--- Records supplied ---

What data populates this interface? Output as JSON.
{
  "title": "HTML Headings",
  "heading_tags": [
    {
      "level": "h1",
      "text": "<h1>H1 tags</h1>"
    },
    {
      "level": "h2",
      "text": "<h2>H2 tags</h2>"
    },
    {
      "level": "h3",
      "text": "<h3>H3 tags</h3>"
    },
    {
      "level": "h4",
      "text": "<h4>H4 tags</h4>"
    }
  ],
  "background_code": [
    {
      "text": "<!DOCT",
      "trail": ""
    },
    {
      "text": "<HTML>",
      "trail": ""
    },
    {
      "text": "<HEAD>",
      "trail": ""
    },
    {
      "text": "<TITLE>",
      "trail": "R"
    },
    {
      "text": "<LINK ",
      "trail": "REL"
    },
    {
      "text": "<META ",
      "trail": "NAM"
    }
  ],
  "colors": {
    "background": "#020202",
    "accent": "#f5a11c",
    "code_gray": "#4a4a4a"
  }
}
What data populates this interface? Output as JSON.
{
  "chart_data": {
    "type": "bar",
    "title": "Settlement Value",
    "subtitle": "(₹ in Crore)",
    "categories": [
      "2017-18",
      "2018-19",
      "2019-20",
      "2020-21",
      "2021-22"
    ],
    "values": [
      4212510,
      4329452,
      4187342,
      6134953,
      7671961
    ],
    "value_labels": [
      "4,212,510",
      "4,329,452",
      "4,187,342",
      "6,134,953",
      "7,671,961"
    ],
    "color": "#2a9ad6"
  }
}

---

Instructions for the task
Reproduce the material exactly, with every line intact.

Solved exercise
What data populates this interface? Output as JSON.
{
  "title": "HTML Headings",
  "heading_tags": [
    {
      "level": "h1",
      "text": "<h1>H1 tags</h1>"
    },
    {
      "level": "h2",
      "text": "<h2>H2 tags</h2>"
    },
    {
      "level": "h3",
      "text": "<h3>H3 tags</h3>"
    },
    {
      "level": "h4",
      "text": "<h4>H4 tags</h4>"
    }
  ],
  "background_code": [
    {
      "text": "<!DOCT",
      "trail": ""
    },
    {
      "text": "<HTML>",
      "trail": ""
    },
    {
      "text": "<HEAD>",
      "trail": ""
    },
    {
      "text": "<TITLE>",
      "trail": "R"
    },
    {
      "text": "<LINK ",
      "trail": "REL"
    },
    {
      "text": "<META ",
      "trail": "NAM"
    }
  ],
  "colors": {
    "background": "#020202",
    "accent": "#f5a11c",
    "code_gray": "#4a4a4a"
  }
}
What data populates this interface? Output as JSON.
{
  "chart_data": {
    "type": "bar",
    "title": "Settlement Value",
    "subtitle": "(₹ in Crore)",
    "categories": [
      "2017-18",
      "2018-19",
      "2019-20",
      "2020-21",
      "2021-22"
    ],
    "values": [
      4212510,
      4329452,
      4187342,
      6134953,
      7671961
    ],
    "value_labels": [
      "4,212,510",
      "4,329,452",
      "4,187,342",
      "6,134,953",
      "7,671,961"
    ],
    "color": "#2a9ad6"
  }
}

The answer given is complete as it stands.